List each line in the records below that contains the word "located". Case counts.

BEGIN Extracted information

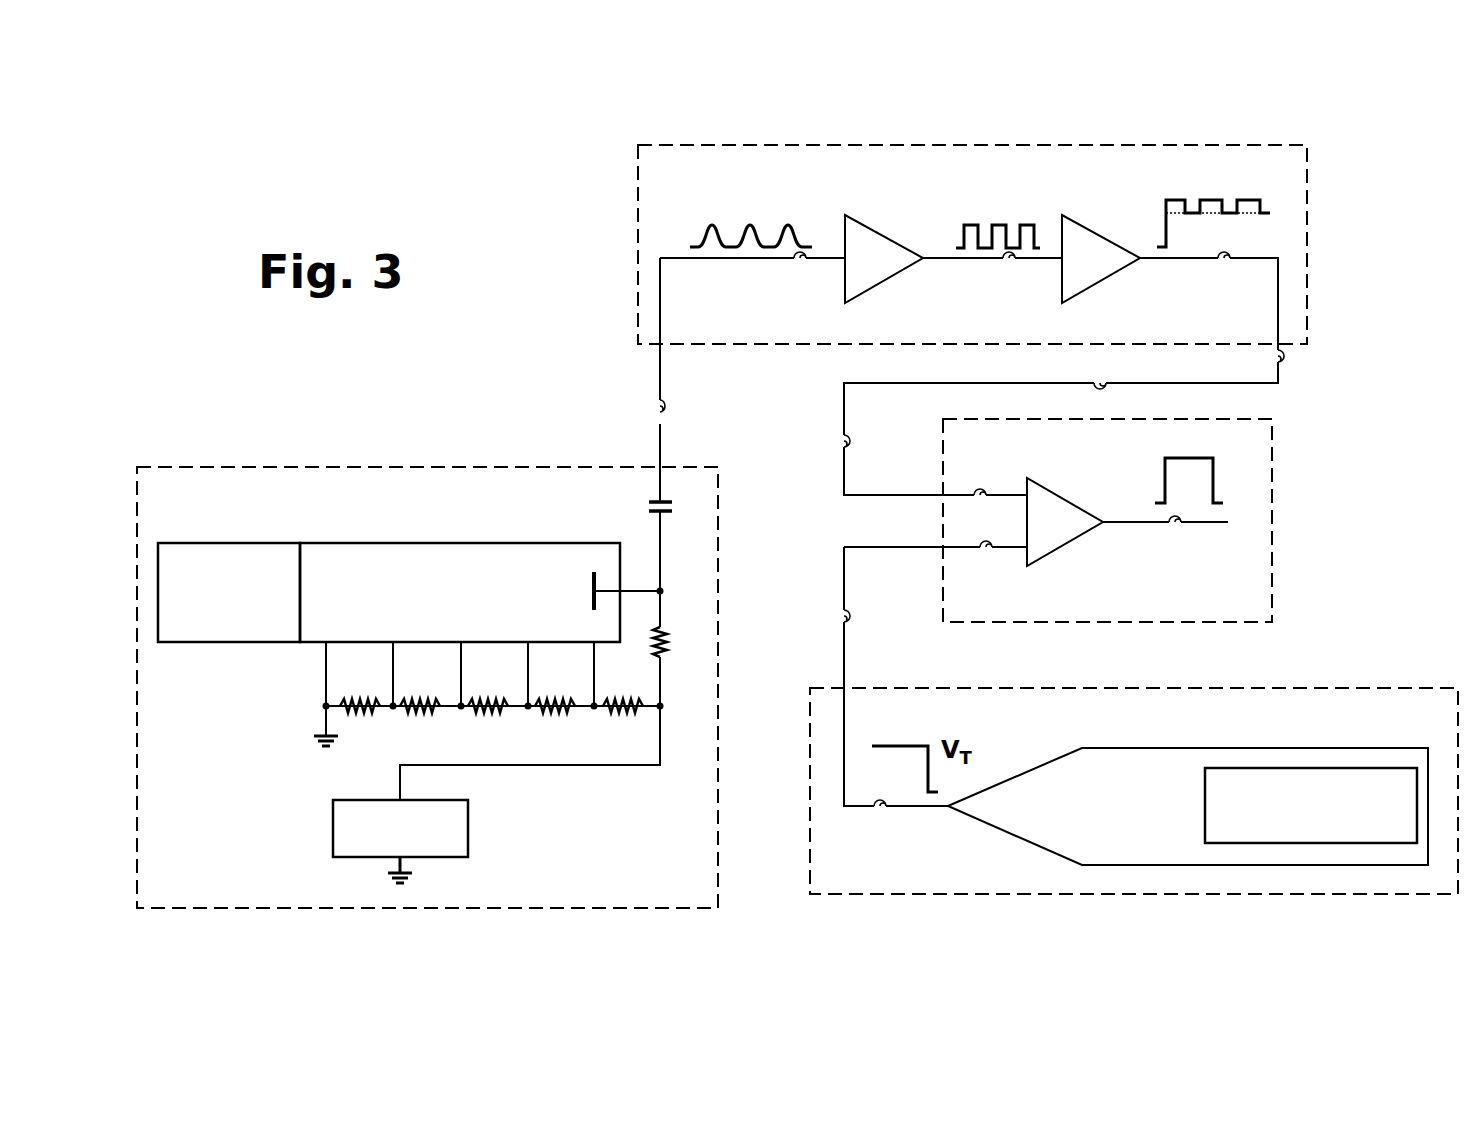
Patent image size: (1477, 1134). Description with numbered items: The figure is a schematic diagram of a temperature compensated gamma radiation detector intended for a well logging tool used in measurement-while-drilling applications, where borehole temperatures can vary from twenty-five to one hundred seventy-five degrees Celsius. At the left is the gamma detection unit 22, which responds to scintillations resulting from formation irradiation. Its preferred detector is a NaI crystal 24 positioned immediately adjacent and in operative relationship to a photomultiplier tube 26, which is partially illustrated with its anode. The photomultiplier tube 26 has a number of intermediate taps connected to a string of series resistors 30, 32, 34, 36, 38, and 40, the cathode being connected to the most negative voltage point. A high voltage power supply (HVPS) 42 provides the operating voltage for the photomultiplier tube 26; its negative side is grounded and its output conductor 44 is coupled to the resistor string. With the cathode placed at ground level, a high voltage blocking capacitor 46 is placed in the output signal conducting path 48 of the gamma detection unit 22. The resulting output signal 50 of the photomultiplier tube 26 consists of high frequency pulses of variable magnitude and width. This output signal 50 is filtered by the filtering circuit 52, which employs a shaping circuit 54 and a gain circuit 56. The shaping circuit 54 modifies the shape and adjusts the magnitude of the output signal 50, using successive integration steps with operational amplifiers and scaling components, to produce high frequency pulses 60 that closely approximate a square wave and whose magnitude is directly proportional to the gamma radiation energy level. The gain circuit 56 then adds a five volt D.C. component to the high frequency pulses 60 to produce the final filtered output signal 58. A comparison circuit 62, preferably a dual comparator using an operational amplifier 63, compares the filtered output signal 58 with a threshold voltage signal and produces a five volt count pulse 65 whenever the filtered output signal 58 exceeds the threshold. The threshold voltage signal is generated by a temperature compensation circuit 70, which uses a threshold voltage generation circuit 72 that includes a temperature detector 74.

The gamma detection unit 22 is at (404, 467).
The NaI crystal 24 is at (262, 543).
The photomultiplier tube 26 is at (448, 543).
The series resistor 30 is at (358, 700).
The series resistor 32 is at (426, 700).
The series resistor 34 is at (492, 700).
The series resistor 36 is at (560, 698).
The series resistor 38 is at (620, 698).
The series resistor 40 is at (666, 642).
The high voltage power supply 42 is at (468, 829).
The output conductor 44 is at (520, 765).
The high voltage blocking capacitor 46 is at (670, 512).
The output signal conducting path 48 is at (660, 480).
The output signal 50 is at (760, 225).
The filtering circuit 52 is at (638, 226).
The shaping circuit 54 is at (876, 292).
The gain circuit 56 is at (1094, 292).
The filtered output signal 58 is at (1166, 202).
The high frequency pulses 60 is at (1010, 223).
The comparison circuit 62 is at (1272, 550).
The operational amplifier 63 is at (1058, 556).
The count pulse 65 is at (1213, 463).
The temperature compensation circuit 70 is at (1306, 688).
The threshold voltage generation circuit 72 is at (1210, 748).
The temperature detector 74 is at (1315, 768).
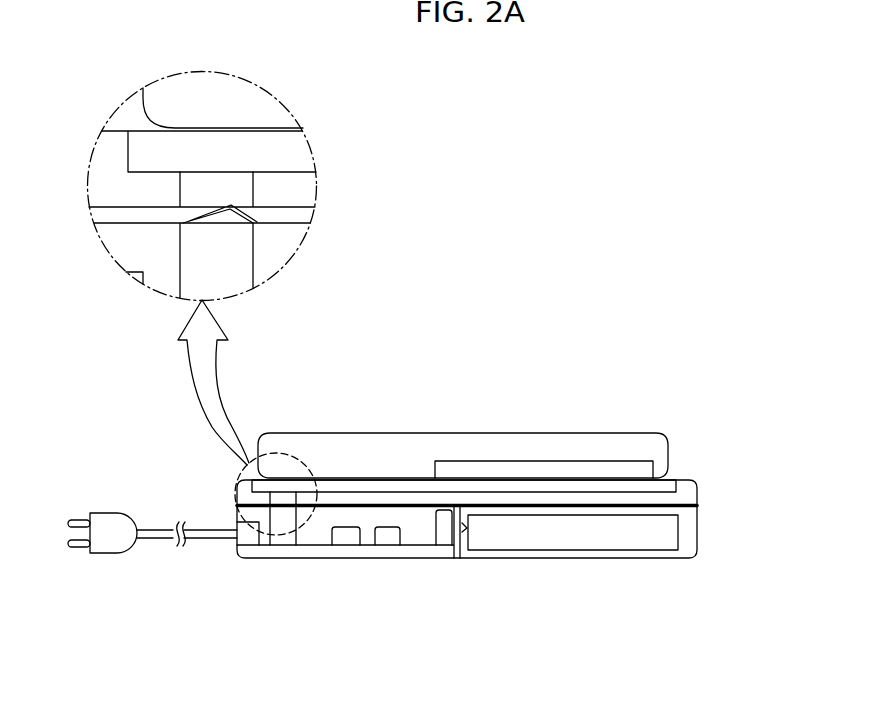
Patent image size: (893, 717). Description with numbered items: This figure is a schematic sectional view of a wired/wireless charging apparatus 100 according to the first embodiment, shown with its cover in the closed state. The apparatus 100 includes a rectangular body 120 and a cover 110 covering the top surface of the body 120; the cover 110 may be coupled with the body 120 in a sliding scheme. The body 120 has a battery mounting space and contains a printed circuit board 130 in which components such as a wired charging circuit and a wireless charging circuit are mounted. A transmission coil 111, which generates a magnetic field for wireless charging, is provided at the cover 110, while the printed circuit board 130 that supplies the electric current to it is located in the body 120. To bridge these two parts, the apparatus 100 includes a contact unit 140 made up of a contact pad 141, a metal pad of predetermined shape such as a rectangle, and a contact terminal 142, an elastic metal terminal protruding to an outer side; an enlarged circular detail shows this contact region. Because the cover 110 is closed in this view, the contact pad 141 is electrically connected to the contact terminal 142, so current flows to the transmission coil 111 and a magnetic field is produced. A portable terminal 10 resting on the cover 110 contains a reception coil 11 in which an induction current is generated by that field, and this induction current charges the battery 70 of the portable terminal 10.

END Extracted information

# Complete answer:
Patent image size: (893, 717). Description with numbered items: This figure is a schematic sectional view of a wired/wireless charging apparatus 100 according to the first embodiment, shown with its cover in the closed state. The apparatus 100 includes a rectangular body 120 and a cover 110 covering the top surface of the body 120; the cover 110 may be coupled with the body 120 in a sliding scheme. The body 120 has a battery mounting space and contains a printed circuit board 130 in which components such as a wired charging circuit and a wireless charging circuit are mounted. A transmission coil 111, which generates a magnetic field for wireless charging, is provided at the cover 110, while the printed circuit board 130 that supplies the electric current to it is located in the body 120. To bridge these two parts, the apparatus 100 includes a contact unit 140 made up of a contact pad 141, a metal pad of predetermined shape such as a rectangle, and a contact terminal 142, an elastic metal terminal protruding to an outer side; an enlarged circular detail shows this contact region. Because the cover 110 is closed in this view, the contact pad 141 is electrically connected to the contact terminal 142, so current flows to the transmission coil 111 and a magnetic field is produced. A portable terminal 10 resting on the cover 110 contains a reception coil 11 in which an induction current is generated by that field, and this induction current charges the battery 70 of the portable terminal 10.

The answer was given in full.